Short task: Return the listing below exactly, with the pictures dropped.

[Items listed in a dataset]
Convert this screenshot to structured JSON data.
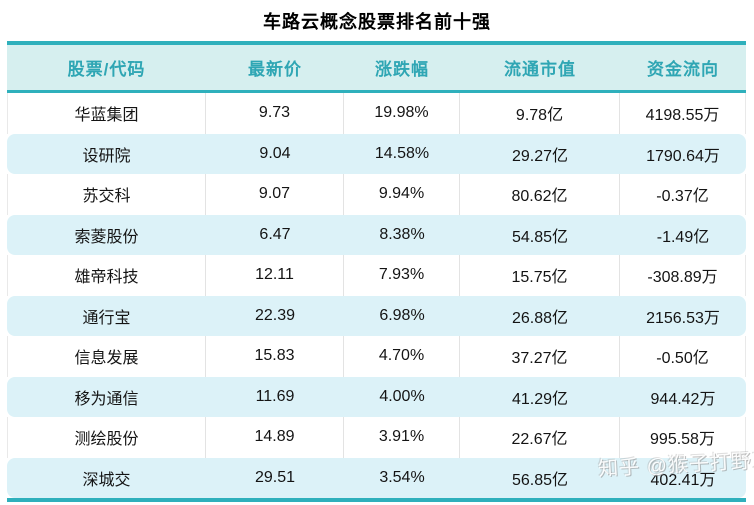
{
  "title": "车路云概念股票排名前十强",
  "watermark": "知乎 @猴子打野刀",
  "colors": {
    "teal_border": "#2fb0bc",
    "header_bg": "#d6efef",
    "header_text": "#2fa6b4",
    "stripe_row_bg": "#dcf2f8",
    "white_row_bg": "#ffffff",
    "divider": "#e3e3e3",
    "cell_text": "#141414"
  },
  "chart_data": {
    "type": "table",
    "title": "车路云概念股票排名前十强",
    "columns": [
      "股票/代码",
      "最新价",
      "涨跌幅",
      "流通市值",
      "资金流向"
    ],
    "rows": [
      [
        "华蓝集团",
        "9.73",
        "19.98%",
        "9.78亿",
        "4198.55万"
      ],
      [
        "设研院",
        "9.04",
        "14.58%",
        "29.27亿",
        "1790.64万"
      ],
      [
        "苏交科",
        "9.07",
        "9.94%",
        "80.62亿",
        "-0.37亿"
      ],
      [
        "索菱股份",
        "6.47",
        "8.38%",
        "54.85亿",
        "-1.49亿"
      ],
      [
        "雄帝科技",
        "12.11",
        "7.93%",
        "15.75亿",
        "-308.89万"
      ],
      [
        "通行宝",
        "22.39",
        "6.98%",
        "26.88亿",
        "2156.53万"
      ],
      [
        "信息发展",
        "15.83",
        "4.70%",
        "37.27亿",
        "-0.50亿"
      ],
      [
        "移为通信",
        "11.69",
        "4.00%",
        "41.29亿",
        "944.42万"
      ],
      [
        "测绘股份",
        "14.89",
        "3.91%",
        "22.67亿",
        "995.58万"
      ],
      [
        "深城交",
        "29.51",
        "3.54%",
        "56.85亿",
        "402.41万"
      ]
    ]
  }
}
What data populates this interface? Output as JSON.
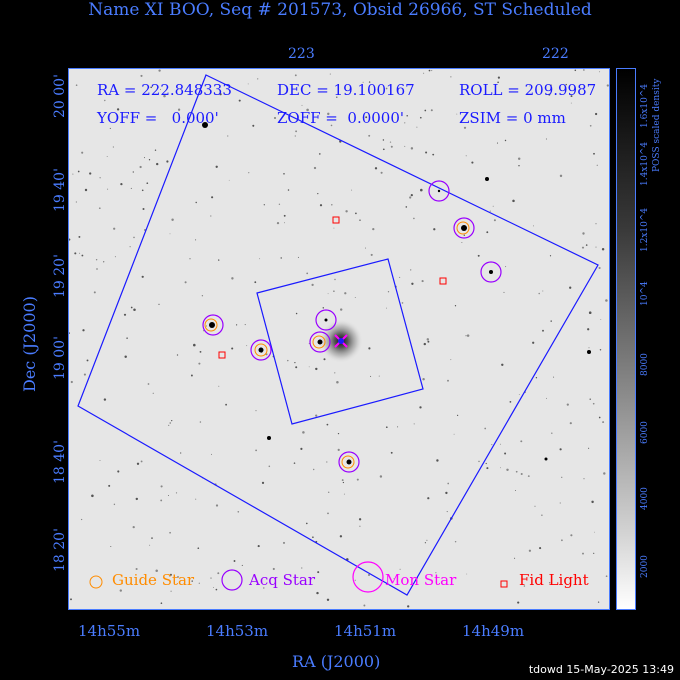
{
  "title": "Name XI BOO, Seq # 201573, Obsid 26966, ST Scheduled",
  "info": {
    "ra": "RA = 222.848333",
    "dec": "DEC = 19.100167",
    "roll": "ROLL = 209.9987",
    "yoff": "YOFF =   0.000'",
    "zoff": "ZOFF =  0.0000'",
    "zsim": "ZSIM = 0 mm"
  },
  "top_axis": {
    "ticks": [
      "223",
      "222"
    ]
  },
  "x_axis": {
    "label": "RA (J2000)",
    "ticks": [
      "14h55m",
      "14h53m",
      "14h51m",
      "14h49m"
    ]
  },
  "y_axis": {
    "label": "Dec (J2000)",
    "ticks": [
      "20 00'",
      "19 40'",
      "19 20'",
      "19 00'",
      "18 40'",
      "18 20'"
    ]
  },
  "colorbar": {
    "label": "POSS scaled density",
    "ticks": [
      "1.6x10^4",
      "1.4x10^4",
      "1.2x10^4",
      "10^4",
      "8000",
      "6000",
      "4000",
      "2000"
    ]
  },
  "legend": {
    "guide": "Guide Star",
    "acq": "Acq Star",
    "mon": "Mon Star",
    "fid": "Fid Light"
  },
  "colors": {
    "guide": "#ff8c00",
    "acq": "#9900ff",
    "mon": "#ff00ff",
    "fid": "#ff0000",
    "axis": "#4a7cff",
    "footprint": "#1a1aff"
  },
  "footer": "tdowd 15-May-2025 13:49"
}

Exercise response:
Convert this screenshot to structured JSON data.
{
  "title": "车路云概念股票排名前十强",
  "watermark": "知乎 @猴子打野刀",
  "colors": {
    "teal_border": "#2fb0bc",
    "header_bg": "#d6efef",
    "header_text": "#2fa6b4",
    "stripe_row_bg": "#dcf2f8",
    "white_row_bg": "#ffffff",
    "divider": "#e3e3e3",
    "cell_text": "#141414"
  },
  "chart_data": {
    "type": "table",
    "title": "车路云概念股票排名前十强",
    "columns": [
      "股票/代码",
      "最新价",
      "涨跌幅",
      "流通市值",
      "资金流向"
    ],
    "rows": [
      [
        "华蓝集团",
        "9.73",
        "19.98%",
        "9.78亿",
        "4198.55万"
      ],
      [
        "设研院",
        "9.04",
        "14.58%",
        "29.27亿",
        "1790.64万"
      ],
      [
        "苏交科",
        "9.07",
        "9.94%",
        "80.62亿",
        "-0.37亿"
      ],
      [
        "索菱股份",
        "6.47",
        "8.38%",
        "54.85亿",
        "-1.49亿"
      ],
      [
        "雄帝科技",
        "12.11",
        "7.93%",
        "15.75亿",
        "-308.89万"
      ],
      [
        "通行宝",
        "22.39",
        "6.98%",
        "26.88亿",
        "2156.53万"
      ],
      [
        "信息发展",
        "15.83",
        "4.70%",
        "37.27亿",
        "-0.50亿"
      ],
      [
        "移为通信",
        "11.69",
        "4.00%",
        "41.29亿",
        "944.42万"
      ],
      [
        "测绘股份",
        "14.89",
        "3.91%",
        "22.67亿",
        "995.58万"
      ],
      [
        "深城交",
        "29.51",
        "3.54%",
        "56.85亿",
        "402.41万"
      ]
    ]
  }
}
What data populates this interface? Output as JSON.
{
  "title": "Name XI BOO, Seq # 201573, Obsid 26966, ST Scheduled",
  "info": {
    "ra": "RA = 222.848333",
    "dec": "DEC = 19.100167",
    "roll": "ROLL = 209.9987",
    "yoff": "YOFF =   0.000'",
    "zoff": "ZOFF =  0.0000'",
    "zsim": "ZSIM = 0 mm"
  },
  "top_axis": {
    "ticks": [
      "223",
      "222"
    ]
  },
  "x_axis": {
    "label": "RA (J2000)",
    "ticks": [
      "14h55m",
      "14h53m",
      "14h51m",
      "14h49m"
    ]
  },
  "y_axis": {
    "label": "Dec (J2000)",
    "ticks": [
      "20 00'",
      "19 40'",
      "19 20'",
      "19 00'",
      "18 40'",
      "18 20'"
    ]
  },
  "colorbar": {
    "label": "POSS scaled density",
    "ticks": [
      "1.6x10^4",
      "1.4x10^4",
      "1.2x10^4",
      "10^4",
      "8000",
      "6000",
      "4000",
      "2000"
    ]
  },
  "legend": {
    "guide": "Guide Star",
    "acq": "Acq Star",
    "mon": "Mon Star",
    "fid": "Fid Light"
  },
  "colors": {
    "guide": "#ff8c00",
    "acq": "#9900ff",
    "mon": "#ff00ff",
    "fid": "#ff0000",
    "axis": "#4a7cff",
    "footprint": "#1a1aff"
  },
  "footer": "tdowd 15-May-2025 13:49"
}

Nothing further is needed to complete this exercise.